● **THE PROBLEM**
Report how many lines in the listing below include the word "this". Write nothing besides the number.

● **EXCERPTED RECORDS**

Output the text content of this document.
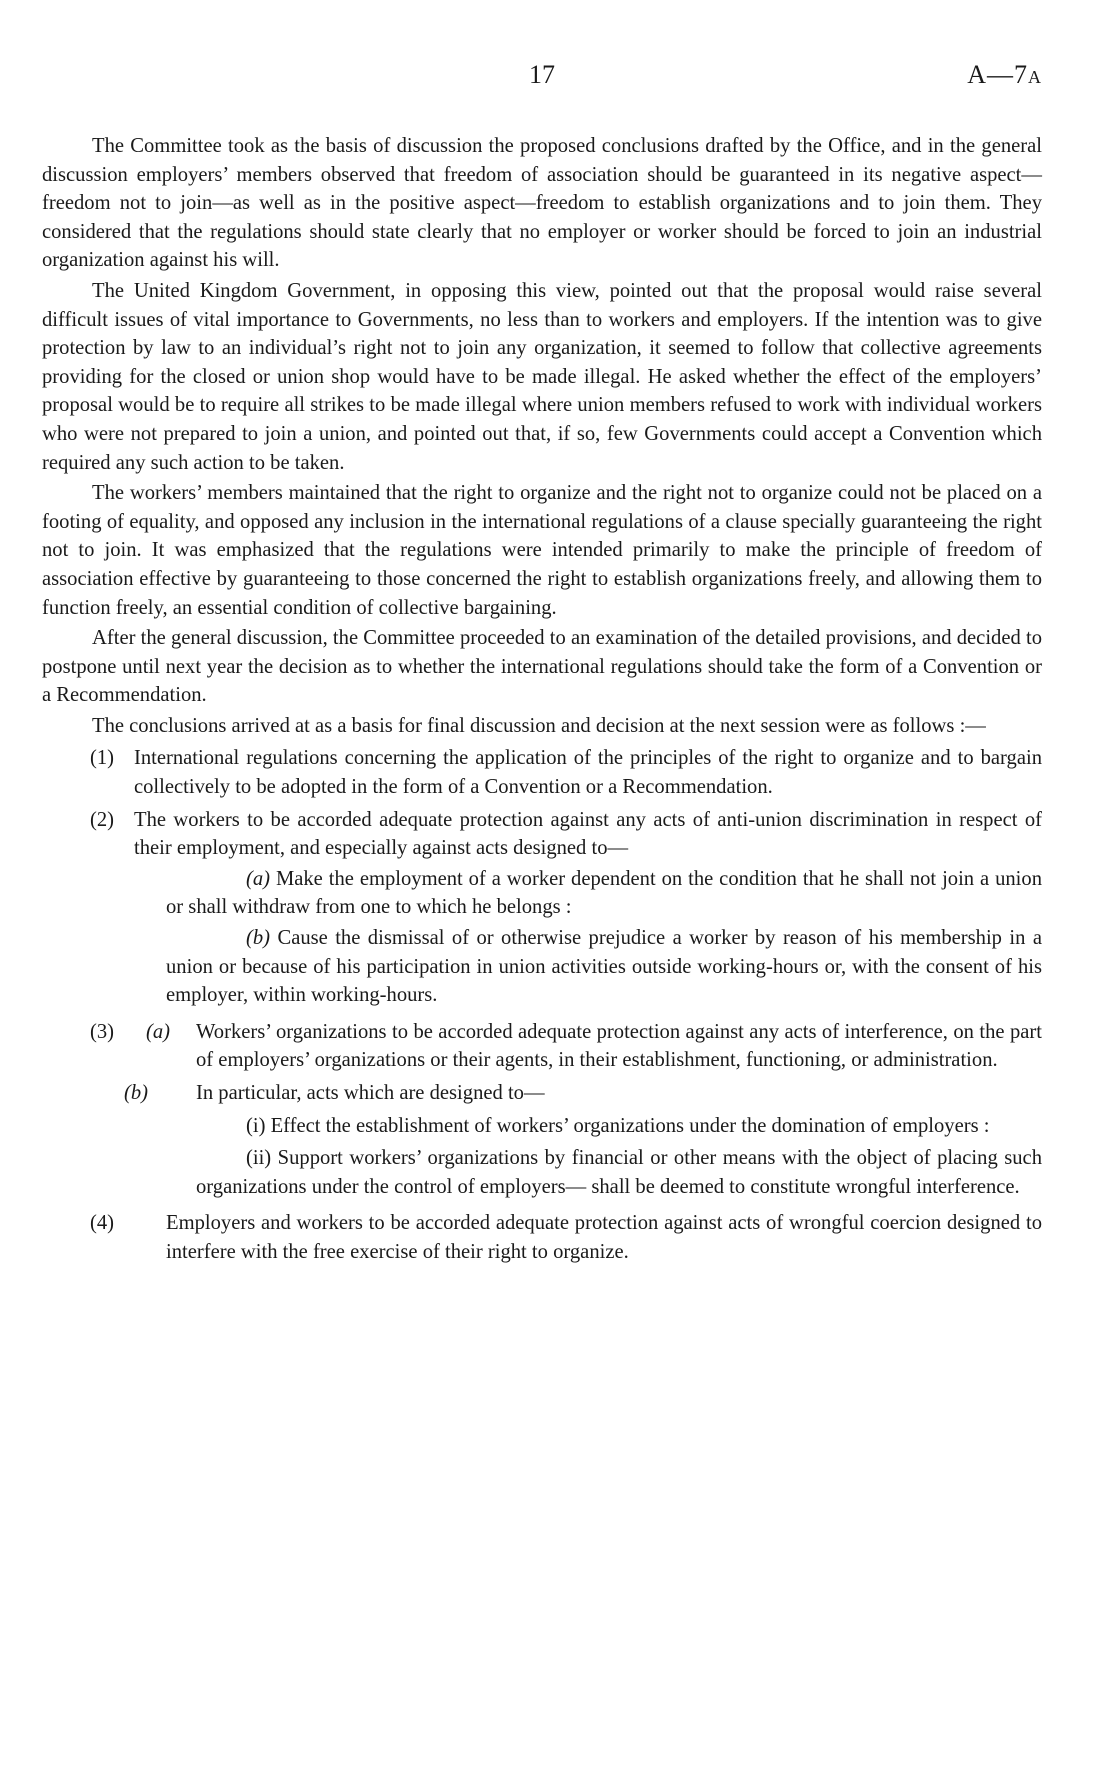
17	A—7A

The Committee took as the basis of discussion the proposed conclusions drafted by the Office, and in the general discussion employers’ members observed that freedom of association should be guaranteed in its negative aspect—freedom not to join—as well as in the positive aspect—freedom to establish organizations and to join them. They considered that the regulations should state clearly that no employer or worker should be forced to join an industrial organization against his will.

The United Kingdom Government, in opposing this view, pointed out that the proposal would raise several difficult issues of vital importance to Governments, no less than to workers and employers. If the intention was to give protection by law to an individual’s right not to join any organization, it seemed to follow that collective agreements providing for the closed or union shop would have to be made illegal. He asked whether the effect of the employers’ proposal would be to require all strikes to be made illegal where union members refused to work with individual workers who were not prepared to join a union, and pointed out that, if so, few Governments could accept a Convention which required any such action to be taken.

The workers’ members maintained that the right to organize and the right not to organize could not be placed on a footing of equality, and opposed any inclusion in the international regulations of a clause specially guaranteeing the right not to join. It was emphasized that the regulations were intended primarily to make the principle of freedom of association effective by guaranteeing to those concerned the right to establish organizations freely, and allowing them to function freely, an essential condition of collective bargaining.

After the general discussion, the Committee proceeded to an examination of the detailed provisions, and decided to postpone until next year the decision as to whether the international regulations should take the form of a Convention or a Recommendation.

The conclusions arrived at as a basis for final discussion and decision at the next session were as follows :—

(1) International regulations concerning the application of the principles of the right to organize and to bargain collectively to be adopted in the form of a Convention or a Recommendation.
(2) The workers to be accorded adequate protection against any acts of anti-union discrimination in respect of their employment, and especially against acts designed to—
(a) Make the employment of a worker dependent on the condition that he shall not join a union or shall withdraw from one to which he belongs :
(b) Cause the dismissal of or otherwise prejudice a worker by reason of his membership in a union or because of his participation in union activities outside working-hours or, with the consent of his employer, within working-hours.
(3) (a) Workers’ organizations to be accorded adequate protection against any acts of interference, on the part of employers’ organizations or their agents, in their establishment, functioning, or administration.
(b) In particular, acts which are designed to—
(i) Effect the establishment of workers’ organizations under the domination of employers :
(ii) Support workers’ organizations by financial or other means with the object of placing such organizations under the control of employers— shall be deemed to constitute wrongful interference.
(4)	Employers and workers to be accorded adequate protection against acts of wrongful coercion designed to interfere with the free exercise of their right to organize.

● **WORKED SOLUTION**
2